Goal:
Copy every line from the material below that holds "frac".
* start Material *
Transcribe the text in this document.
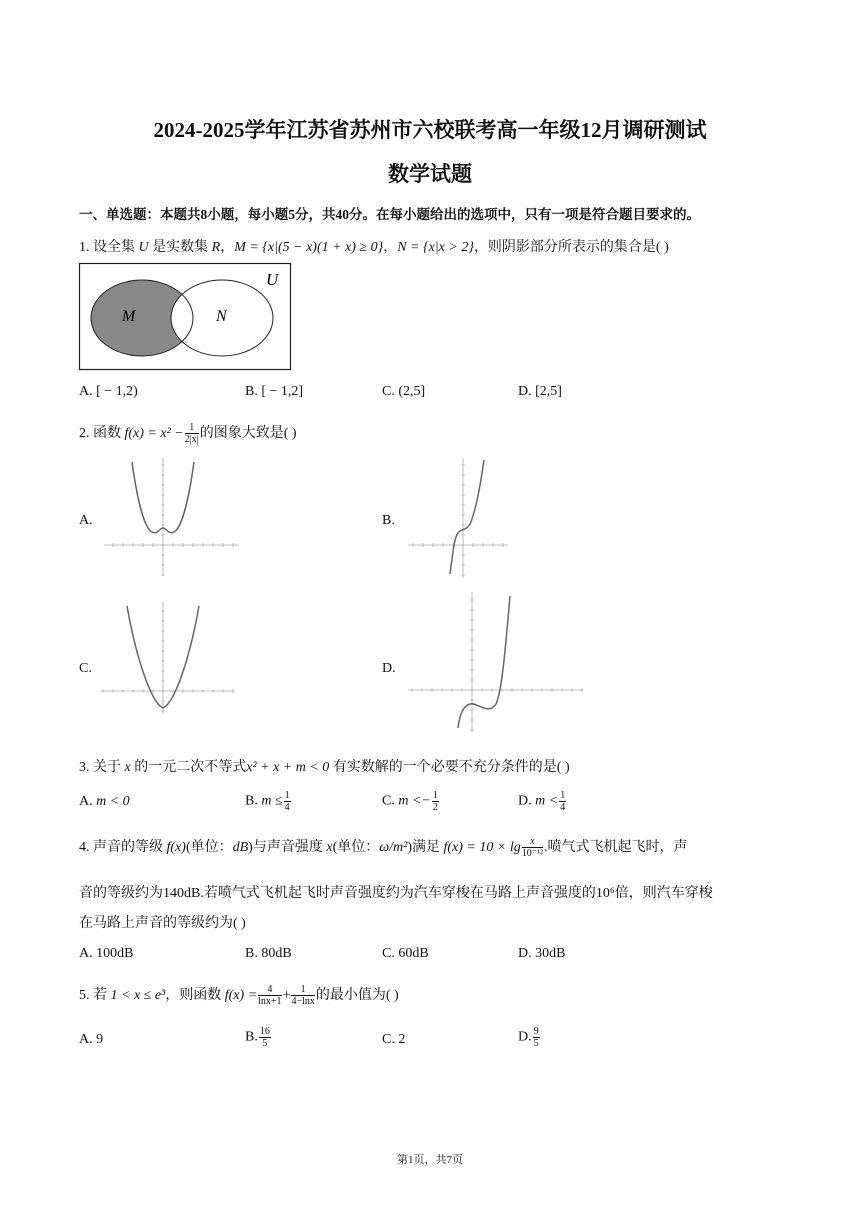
2024-2025学年江苏省苏州市六校联考高一年级12月调研测试
数学试题
一、单选题：本题共8小题，每小题5分，共40分。在每小题给出的选项中，只有一项是符合题目要求的。
1. 设全集 U 是实数集 R，M = {x|(5 − x)(1 + x) ≥ 0}，N = {x|x > 2}，则阴影部分所表示的集合是( )
U
M	N
A. [ − 1,2)	B. [ − 1,2]	C. (2,5]	D. [2,5]
2. 函数 $f(x) = x^2 - \frac{1}{2|x|}$ 的图象大致是( )
A.	B.
C.	D.
3. 关于 x 的一元二次不等式x² + x + m < 0 有实数解的一个必要不充分条件的是( )
A. m < 0	B. $m \le \frac{1}{4}$	C. $m <- \frac{1}{2}$	D. $m < \frac{1}{4}$
4. 声音的等级 f(x)(单位：dB)与声音强度 x(单位：ω/m²)满足 $f(x) = 10 \times \lg \frac{x}{\text{10⁻¹²}}$ .喷气式飞机起飞时，声
音的等级约为140dB.若喷气式飞机起飞时声音强度约为汽车穿梭在马路上声音强度的10⁶倍，则汽车穿梭
在马路上声音的等级约为( )
A. 100dB	B. 80dB	C. 60dB	D. 30dB
5. 若 1 < x ≤ e³，则函数 $f(x) = \frac{4}{\ln x+1} + \frac{1}{4-\ln x}$ 的最小值为( )
A. 9	B. $\frac{16}{5}$	C. 2	D. $\frac{9}{5}$
第1页，共7页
* end Material *
Answer to this exercise:
2. 函数 $f(x) = x^2 - \frac{1}{2|x|}$ 的图象大致是( )
A. m < 0	B. $m \le \frac{1}{4}$	C. $m <- \frac{1}{2}$	D. $m < \frac{1}{4}$
4. 声音的等级 f(x)(单位：dB)与声音强度 x(单位：ω/m²)满足 $f(x) = 10 \times \lg \frac{x}{\text{10⁻¹²}}$ .喷气式飞机起飞时，声
5. 若 1 < x ≤ e³，则函数 $f(x) = \frac{4}{\ln x+1} + \frac{1}{4-\ln x}$ 的最小值为( )
A. 9	B. $\frac{16}{5}$	C. 2	D. $\frac{9}{5}$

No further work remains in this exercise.